- [LISTED ENTRIES]
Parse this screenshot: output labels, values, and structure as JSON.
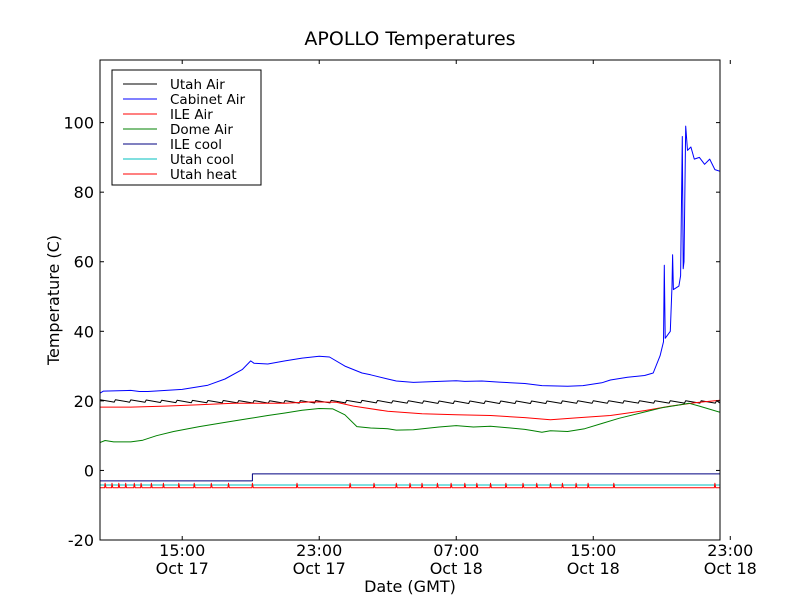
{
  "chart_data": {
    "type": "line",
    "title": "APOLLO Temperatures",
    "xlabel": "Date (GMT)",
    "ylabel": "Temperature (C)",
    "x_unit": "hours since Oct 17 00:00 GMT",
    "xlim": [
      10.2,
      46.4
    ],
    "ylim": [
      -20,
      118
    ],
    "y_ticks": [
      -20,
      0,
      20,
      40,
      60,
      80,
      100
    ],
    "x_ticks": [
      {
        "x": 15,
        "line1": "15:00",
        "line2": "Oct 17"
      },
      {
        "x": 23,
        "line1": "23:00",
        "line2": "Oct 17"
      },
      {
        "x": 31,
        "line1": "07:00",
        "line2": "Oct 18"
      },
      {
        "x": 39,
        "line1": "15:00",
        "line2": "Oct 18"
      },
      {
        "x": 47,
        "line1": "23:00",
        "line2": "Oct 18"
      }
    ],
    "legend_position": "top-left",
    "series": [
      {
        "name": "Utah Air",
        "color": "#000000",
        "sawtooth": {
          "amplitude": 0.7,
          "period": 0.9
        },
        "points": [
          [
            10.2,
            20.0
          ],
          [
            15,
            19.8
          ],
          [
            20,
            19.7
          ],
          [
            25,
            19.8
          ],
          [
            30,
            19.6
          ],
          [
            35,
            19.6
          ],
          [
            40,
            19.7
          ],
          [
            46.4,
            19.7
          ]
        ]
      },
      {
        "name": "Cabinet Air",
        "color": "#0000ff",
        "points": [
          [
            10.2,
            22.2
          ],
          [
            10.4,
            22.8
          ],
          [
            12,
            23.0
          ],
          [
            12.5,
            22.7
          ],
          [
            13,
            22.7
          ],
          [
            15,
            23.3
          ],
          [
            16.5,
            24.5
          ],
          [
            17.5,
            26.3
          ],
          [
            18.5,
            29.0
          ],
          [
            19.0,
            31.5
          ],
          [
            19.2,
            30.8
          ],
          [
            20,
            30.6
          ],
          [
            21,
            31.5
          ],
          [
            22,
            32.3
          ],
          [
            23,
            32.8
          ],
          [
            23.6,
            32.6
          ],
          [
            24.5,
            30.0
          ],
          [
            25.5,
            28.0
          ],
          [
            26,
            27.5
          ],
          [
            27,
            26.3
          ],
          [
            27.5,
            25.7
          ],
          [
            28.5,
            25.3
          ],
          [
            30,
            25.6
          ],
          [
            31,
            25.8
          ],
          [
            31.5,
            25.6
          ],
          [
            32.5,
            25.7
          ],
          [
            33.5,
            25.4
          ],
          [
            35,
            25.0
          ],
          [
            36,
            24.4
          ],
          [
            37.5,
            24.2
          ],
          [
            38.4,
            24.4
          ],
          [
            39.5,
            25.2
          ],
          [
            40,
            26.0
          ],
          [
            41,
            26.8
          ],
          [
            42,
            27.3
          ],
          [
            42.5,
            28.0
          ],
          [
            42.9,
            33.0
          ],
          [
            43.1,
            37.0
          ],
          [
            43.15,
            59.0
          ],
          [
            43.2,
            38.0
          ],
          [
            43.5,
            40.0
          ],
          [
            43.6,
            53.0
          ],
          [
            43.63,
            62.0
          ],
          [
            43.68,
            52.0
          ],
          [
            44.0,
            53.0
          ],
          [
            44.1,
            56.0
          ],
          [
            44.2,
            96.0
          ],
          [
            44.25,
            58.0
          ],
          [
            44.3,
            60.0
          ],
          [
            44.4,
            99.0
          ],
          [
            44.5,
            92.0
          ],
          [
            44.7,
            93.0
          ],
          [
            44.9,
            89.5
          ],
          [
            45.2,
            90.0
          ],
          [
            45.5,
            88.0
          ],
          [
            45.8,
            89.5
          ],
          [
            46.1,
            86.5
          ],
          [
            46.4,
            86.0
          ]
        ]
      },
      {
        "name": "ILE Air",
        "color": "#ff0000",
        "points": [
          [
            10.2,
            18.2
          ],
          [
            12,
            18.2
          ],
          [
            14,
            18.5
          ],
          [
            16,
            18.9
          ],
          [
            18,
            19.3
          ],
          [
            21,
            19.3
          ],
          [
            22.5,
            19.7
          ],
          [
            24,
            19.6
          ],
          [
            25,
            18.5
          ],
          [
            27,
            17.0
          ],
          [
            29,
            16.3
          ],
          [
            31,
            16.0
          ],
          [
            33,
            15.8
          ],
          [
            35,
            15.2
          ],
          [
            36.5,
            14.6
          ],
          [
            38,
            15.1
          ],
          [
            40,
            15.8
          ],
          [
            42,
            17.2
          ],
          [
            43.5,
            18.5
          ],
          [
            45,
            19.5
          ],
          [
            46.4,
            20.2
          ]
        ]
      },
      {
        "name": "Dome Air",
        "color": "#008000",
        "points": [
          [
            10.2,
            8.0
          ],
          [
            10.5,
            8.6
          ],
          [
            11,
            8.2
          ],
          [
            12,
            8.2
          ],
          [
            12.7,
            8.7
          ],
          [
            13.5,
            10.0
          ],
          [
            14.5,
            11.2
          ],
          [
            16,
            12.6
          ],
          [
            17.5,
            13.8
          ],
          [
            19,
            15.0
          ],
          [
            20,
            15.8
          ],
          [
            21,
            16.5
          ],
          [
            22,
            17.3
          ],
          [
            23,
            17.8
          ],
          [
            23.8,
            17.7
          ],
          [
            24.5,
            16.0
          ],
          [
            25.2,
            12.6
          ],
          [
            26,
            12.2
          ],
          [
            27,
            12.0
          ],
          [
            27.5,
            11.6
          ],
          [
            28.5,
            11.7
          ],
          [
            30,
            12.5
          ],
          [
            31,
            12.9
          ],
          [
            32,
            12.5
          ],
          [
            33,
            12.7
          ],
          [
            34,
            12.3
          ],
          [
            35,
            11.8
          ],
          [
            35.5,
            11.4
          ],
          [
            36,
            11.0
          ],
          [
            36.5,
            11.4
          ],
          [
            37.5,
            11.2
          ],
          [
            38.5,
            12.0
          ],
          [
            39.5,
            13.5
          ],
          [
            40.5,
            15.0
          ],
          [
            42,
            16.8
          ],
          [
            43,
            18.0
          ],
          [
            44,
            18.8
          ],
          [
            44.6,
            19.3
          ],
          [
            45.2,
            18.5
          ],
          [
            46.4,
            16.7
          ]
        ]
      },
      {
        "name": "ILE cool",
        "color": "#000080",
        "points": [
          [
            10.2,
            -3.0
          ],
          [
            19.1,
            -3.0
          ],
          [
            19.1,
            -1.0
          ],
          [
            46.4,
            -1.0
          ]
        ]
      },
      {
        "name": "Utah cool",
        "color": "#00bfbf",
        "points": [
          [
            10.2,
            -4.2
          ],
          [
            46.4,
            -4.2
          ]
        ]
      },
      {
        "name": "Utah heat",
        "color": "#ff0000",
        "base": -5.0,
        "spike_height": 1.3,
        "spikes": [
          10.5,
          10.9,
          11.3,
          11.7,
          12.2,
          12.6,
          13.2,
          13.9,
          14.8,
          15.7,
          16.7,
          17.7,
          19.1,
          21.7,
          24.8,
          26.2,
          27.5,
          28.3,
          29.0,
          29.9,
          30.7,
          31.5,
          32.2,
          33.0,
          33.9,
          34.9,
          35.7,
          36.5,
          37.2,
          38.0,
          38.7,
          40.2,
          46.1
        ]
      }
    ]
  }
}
--
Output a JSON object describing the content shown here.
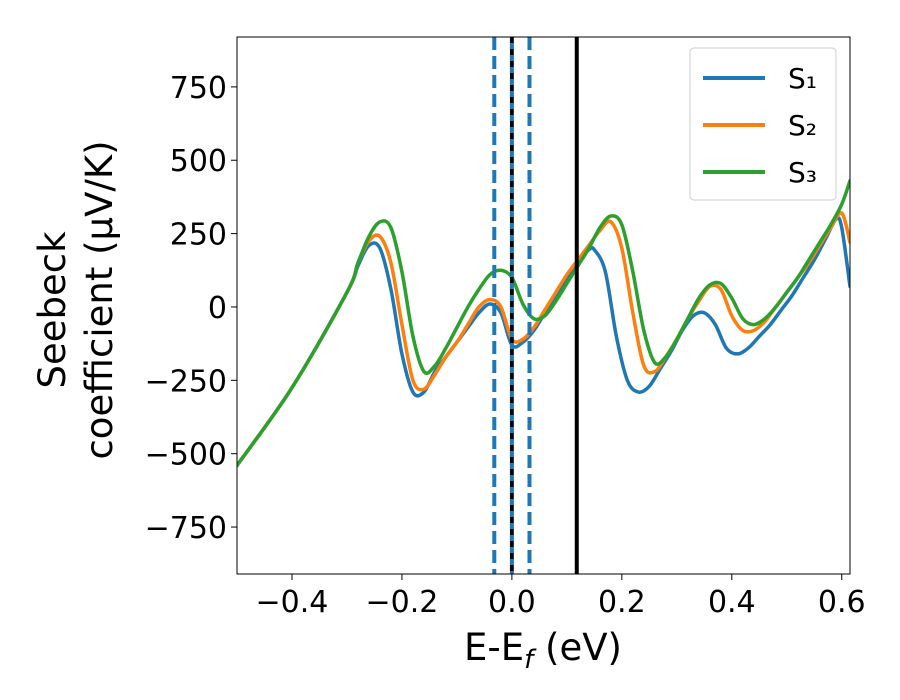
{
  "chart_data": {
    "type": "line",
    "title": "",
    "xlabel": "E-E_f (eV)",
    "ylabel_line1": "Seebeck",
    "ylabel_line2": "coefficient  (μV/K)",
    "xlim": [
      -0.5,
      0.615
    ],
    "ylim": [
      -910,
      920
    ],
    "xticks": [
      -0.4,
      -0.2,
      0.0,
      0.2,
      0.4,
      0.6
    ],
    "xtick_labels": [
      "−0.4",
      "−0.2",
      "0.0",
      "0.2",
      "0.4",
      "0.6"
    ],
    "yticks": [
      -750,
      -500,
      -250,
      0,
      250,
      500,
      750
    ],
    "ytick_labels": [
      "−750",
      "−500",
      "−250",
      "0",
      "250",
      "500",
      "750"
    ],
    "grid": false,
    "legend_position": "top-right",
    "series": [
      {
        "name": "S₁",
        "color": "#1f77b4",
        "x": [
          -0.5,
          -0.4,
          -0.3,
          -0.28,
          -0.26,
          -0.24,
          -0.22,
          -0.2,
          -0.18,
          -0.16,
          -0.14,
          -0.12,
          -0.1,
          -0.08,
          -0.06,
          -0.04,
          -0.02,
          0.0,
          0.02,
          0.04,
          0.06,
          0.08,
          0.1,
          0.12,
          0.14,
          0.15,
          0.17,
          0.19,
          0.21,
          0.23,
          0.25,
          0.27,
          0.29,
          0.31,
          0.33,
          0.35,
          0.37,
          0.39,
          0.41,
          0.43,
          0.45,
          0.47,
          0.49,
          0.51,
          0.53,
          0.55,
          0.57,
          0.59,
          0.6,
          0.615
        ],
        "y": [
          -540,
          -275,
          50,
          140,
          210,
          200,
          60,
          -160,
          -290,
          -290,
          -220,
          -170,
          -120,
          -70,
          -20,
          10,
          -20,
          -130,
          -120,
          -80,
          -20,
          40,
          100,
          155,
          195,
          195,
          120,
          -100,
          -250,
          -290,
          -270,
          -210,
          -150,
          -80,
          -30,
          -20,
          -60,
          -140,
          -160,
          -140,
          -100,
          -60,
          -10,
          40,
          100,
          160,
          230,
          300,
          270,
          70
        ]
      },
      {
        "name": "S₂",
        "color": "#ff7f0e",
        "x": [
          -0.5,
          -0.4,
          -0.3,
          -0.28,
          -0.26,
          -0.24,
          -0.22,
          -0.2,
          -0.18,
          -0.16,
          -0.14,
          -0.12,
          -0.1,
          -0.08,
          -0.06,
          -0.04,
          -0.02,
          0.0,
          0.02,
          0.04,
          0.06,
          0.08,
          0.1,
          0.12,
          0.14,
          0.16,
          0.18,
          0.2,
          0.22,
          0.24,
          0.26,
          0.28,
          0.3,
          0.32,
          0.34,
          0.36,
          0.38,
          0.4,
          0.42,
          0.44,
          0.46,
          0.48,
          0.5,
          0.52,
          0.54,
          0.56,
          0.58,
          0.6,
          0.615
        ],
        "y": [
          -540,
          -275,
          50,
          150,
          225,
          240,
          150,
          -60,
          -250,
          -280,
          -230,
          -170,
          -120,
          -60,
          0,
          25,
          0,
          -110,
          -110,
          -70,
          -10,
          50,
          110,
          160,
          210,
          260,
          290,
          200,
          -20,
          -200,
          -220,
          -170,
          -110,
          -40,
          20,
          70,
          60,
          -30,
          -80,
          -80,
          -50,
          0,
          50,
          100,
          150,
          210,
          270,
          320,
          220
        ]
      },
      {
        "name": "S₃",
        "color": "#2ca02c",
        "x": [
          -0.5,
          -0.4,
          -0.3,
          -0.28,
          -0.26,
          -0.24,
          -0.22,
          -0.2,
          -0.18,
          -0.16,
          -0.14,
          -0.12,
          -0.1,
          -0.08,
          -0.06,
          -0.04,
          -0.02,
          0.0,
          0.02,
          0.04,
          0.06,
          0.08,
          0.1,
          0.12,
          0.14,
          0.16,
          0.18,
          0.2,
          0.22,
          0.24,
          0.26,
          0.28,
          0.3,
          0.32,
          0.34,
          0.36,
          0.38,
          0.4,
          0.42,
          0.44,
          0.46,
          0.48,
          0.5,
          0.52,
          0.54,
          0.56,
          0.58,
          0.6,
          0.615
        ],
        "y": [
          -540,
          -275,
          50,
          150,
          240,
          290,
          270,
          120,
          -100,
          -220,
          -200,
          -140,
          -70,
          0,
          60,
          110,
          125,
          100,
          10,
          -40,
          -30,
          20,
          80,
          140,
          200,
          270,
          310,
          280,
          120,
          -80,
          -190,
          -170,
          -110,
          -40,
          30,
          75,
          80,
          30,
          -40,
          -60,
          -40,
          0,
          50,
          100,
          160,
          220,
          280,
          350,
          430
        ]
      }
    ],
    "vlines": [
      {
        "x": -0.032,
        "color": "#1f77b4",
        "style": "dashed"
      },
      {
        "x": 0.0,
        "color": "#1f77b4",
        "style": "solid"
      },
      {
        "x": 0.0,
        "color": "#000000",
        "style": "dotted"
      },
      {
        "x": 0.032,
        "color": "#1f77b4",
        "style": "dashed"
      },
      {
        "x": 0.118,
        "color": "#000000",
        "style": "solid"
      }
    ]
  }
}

- [TASK OBJECTIVE] Extract each line from the entries above that contains the string "JSON".

- [SOLUTION TO THIS EXERCISE]
Parse this screenshot: output labels, values, and structure as JSON.
Output a JSON object describing the content shown here.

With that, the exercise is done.